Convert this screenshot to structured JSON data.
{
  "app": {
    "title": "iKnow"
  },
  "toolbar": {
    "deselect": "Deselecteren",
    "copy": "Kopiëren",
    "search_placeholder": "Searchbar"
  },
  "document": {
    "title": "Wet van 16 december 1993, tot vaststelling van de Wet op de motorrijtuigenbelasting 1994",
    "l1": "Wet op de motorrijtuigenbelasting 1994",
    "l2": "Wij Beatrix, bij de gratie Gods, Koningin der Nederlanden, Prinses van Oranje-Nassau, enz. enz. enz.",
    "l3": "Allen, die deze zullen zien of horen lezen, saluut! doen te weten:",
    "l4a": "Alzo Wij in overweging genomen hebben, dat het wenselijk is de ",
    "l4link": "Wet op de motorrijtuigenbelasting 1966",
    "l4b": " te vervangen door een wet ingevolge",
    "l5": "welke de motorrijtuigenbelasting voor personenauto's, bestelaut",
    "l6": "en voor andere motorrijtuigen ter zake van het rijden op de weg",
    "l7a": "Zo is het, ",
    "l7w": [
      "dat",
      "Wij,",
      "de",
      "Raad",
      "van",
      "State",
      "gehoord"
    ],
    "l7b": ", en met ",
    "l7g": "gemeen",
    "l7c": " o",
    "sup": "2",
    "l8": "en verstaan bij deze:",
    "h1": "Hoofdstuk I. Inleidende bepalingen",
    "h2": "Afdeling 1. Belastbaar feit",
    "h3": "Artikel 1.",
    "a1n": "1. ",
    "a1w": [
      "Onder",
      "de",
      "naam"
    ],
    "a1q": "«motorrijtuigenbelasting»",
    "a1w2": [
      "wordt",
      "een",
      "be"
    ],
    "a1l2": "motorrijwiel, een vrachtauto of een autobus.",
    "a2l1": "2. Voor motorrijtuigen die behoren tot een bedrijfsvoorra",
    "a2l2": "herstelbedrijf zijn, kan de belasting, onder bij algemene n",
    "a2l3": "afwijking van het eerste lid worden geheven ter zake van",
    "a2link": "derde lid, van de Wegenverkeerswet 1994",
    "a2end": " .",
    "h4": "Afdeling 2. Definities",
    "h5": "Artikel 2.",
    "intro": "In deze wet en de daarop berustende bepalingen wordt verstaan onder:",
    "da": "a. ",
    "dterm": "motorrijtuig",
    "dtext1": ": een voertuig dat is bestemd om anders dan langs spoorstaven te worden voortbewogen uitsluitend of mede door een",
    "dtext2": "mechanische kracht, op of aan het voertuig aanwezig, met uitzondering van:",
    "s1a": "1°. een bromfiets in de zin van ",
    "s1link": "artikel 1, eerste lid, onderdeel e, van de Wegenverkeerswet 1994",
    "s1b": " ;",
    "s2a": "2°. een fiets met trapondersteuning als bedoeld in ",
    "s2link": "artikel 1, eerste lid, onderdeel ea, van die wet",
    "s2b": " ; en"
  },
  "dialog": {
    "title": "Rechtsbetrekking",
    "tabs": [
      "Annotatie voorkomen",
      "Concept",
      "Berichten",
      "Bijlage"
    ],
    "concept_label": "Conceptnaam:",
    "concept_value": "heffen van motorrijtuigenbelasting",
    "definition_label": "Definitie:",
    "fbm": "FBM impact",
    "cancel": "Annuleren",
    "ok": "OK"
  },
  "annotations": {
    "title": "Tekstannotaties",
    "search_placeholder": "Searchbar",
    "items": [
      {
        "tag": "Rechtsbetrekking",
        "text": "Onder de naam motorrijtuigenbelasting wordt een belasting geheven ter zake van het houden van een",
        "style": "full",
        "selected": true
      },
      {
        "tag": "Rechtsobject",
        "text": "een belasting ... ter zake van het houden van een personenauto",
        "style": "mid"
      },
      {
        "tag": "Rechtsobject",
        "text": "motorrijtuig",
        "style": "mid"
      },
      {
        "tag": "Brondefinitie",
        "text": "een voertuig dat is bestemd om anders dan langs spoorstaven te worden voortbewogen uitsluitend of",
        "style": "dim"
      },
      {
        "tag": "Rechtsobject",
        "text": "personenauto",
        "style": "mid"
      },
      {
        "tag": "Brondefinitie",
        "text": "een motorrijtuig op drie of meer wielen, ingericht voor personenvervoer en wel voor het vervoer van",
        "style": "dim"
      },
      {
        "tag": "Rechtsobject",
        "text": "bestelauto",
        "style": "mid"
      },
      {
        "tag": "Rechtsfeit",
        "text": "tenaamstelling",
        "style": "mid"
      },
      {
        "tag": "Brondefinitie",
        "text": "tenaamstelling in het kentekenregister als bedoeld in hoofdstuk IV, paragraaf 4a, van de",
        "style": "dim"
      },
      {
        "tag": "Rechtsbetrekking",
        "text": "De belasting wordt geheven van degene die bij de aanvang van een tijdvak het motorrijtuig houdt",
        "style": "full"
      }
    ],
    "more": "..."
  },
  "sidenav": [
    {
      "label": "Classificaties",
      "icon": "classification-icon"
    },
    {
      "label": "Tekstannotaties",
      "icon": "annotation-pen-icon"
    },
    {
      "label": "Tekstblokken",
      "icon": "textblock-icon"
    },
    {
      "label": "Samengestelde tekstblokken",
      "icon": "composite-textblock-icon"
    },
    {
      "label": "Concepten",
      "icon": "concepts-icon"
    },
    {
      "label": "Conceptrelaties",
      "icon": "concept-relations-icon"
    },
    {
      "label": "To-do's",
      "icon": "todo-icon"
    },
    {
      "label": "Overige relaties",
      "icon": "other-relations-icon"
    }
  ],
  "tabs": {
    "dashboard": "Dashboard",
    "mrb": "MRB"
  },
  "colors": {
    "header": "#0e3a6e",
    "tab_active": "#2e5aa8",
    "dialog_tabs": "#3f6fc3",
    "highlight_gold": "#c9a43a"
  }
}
● ● ● ●
§ **ASSIGNMENT**
Having looked over the entries above, reproduce all of them exactly.

§ **SOLUTION TO THIS PROBLEM**
Convert this screenshot to structured JSON data.
{
  "app": {
    "title": "iKnow"
  },
  "toolbar": {
    "deselect": "Deselecteren",
    "copy": "Kopiëren",
    "search_placeholder": "Searchbar"
  },
  "document": {
    "title": "Wet van 16 december 1993, tot vaststelling van de Wet op de motorrijtuigenbelasting 1994",
    "l1": "Wet op de motorrijtuigenbelasting 1994",
    "l2": "Wij Beatrix, bij de gratie Gods, Koningin der Nederlanden, Prinses van Oranje-Nassau, enz. enz. enz.",
    "l3": "Allen, die deze zullen zien of horen lezen, saluut! doen te weten:",
    "l4a": "Alzo Wij in overweging genomen hebben, dat het wenselijk is de ",
    "l4link": "Wet op de motorrijtuigenbelasting 1966",
    "l4b": " te vervangen door een wet ingevolge",
    "l5": "welke de motorrijtuigenbelasting voor personenauto's, bestelaut",
    "l6": "en voor andere motorrijtuigen ter zake van het rijden op de weg",
    "l7a": "Zo is het, ",
    "l7w": [
      "dat",
      "Wij,",
      "de",
      "Raad",
      "van",
      "State",
      "gehoord"
    ],
    "l7b": ", en met ",
    "l7g": "gemeen",
    "l7c": " o",
    "sup": "2",
    "l8": "en verstaan bij deze:",
    "h1": "Hoofdstuk I. Inleidende bepalingen",
    "h2": "Afdeling 1. Belastbaar feit",
    "h3": "Artikel 1.",
    "a1n": "1. ",
    "a1w": [
      "Onder",
      "de",
      "naam"
    ],
    "a1q": "«motorrijtuigenbelasting»",
    "a1w2": [
      "wordt",
      "een",
      "be"
    ],
    "a1l2": "motorrijwiel, een vrachtauto of een autobus.",
    "a2l1": "2. Voor motorrijtuigen die behoren tot een bedrijfsvoorra",
    "a2l2": "herstelbedrijf zijn, kan de belasting, onder bij algemene n",
    "a2l3": "afwijking van het eerste lid worden geheven ter zake van",
    "a2link": "derde lid, van de Wegenverkeerswet 1994",
    "a2end": " .",
    "h4": "Afdeling 2. Definities",
    "h5": "Artikel 2.",
    "intro": "In deze wet en de daarop berustende bepalingen wordt verstaan onder:",
    "da": "a. ",
    "dterm": "motorrijtuig",
    "dtext1": ": een voertuig dat is bestemd om anders dan langs spoorstaven te worden voortbewogen uitsluitend of mede door een",
    "dtext2": "mechanische kracht, op of aan het voertuig aanwezig, met uitzondering van:",
    "s1a": "1°. een bromfiets in de zin van ",
    "s1link": "artikel 1, eerste lid, onderdeel e, van de Wegenverkeerswet 1994",
    "s1b": " ;",
    "s2a": "2°. een fiets met trapondersteuning als bedoeld in ",
    "s2link": "artikel 1, eerste lid, onderdeel ea, van die wet",
    "s2b": " ; en"
  },
  "dialog": {
    "title": "Rechtsbetrekking",
    "tabs": [
      "Annotatie voorkomen",
      "Concept",
      "Berichten",
      "Bijlage"
    ],
    "concept_label": "Conceptnaam:",
    "concept_value": "heffen van motorrijtuigenbelasting",
    "definition_label": "Definitie:",
    "fbm": "FBM impact",
    "cancel": "Annuleren",
    "ok": "OK"
  },
  "annotations": {
    "title": "Tekstannotaties",
    "search_placeholder": "Searchbar",
    "items": [
      {
        "tag": "Rechtsbetrekking",
        "text": "Onder de naam motorrijtuigenbelasting wordt een belasting geheven ter zake van het houden van een",
        "style": "full",
        "selected": true
      },
      {
        "tag": "Rechtsobject",
        "text": "een belasting ... ter zake van het houden van een personenauto",
        "style": "mid"
      },
      {
        "tag": "Rechtsobject",
        "text": "motorrijtuig",
        "style": "mid"
      },
      {
        "tag": "Brondefinitie",
        "text": "een voertuig dat is bestemd om anders dan langs spoorstaven te worden voortbewogen uitsluitend of",
        "style": "dim"
      },
      {
        "tag": "Rechtsobject",
        "text": "personenauto",
        "style": "mid"
      },
      {
        "tag": "Brondefinitie",
        "text": "een motorrijtuig op drie of meer wielen, ingericht voor personenvervoer en wel voor het vervoer van",
        "style": "dim"
      },
      {
        "tag": "Rechtsobject",
        "text": "bestelauto",
        "style": "mid"
      },
      {
        "tag": "Rechtsfeit",
        "text": "tenaamstelling",
        "style": "mid"
      },
      {
        "tag": "Brondefinitie",
        "text": "tenaamstelling in het kentekenregister als bedoeld in hoofdstuk IV, paragraaf 4a, van de",
        "style": "dim"
      },
      {
        "tag": "Rechtsbetrekking",
        "text": "De belasting wordt geheven van degene die bij de aanvang van een tijdvak het motorrijtuig houdt",
        "style": "full"
      }
    ],
    "more": "..."
  },
  "sidenav": [
    {
      "label": "Classificaties",
      "icon": "classification-icon"
    },
    {
      "label": "Tekstannotaties",
      "icon": "annotation-pen-icon"
    },
    {
      "label": "Tekstblokken",
      "icon": "textblock-icon"
    },
    {
      "label": "Samengestelde tekstblokken",
      "icon": "composite-textblock-icon"
    },
    {
      "label": "Concepten",
      "icon": "concepts-icon"
    },
    {
      "label": "Conceptrelaties",
      "icon": "concept-relations-icon"
    },
    {
      "label": "To-do's",
      "icon": "todo-icon"
    },
    {
      "label": "Overige relaties",
      "icon": "other-relations-icon"
    }
  ],
  "tabs": {
    "dashboard": "Dashboard",
    "mrb": "MRB"
  },
  "colors": {
    "header": "#0e3a6e",
    "tab_active": "#2e5aa8",
    "dialog_tabs": "#3f6fc3",
    "highlight_gold": "#c9a43a"
  }
}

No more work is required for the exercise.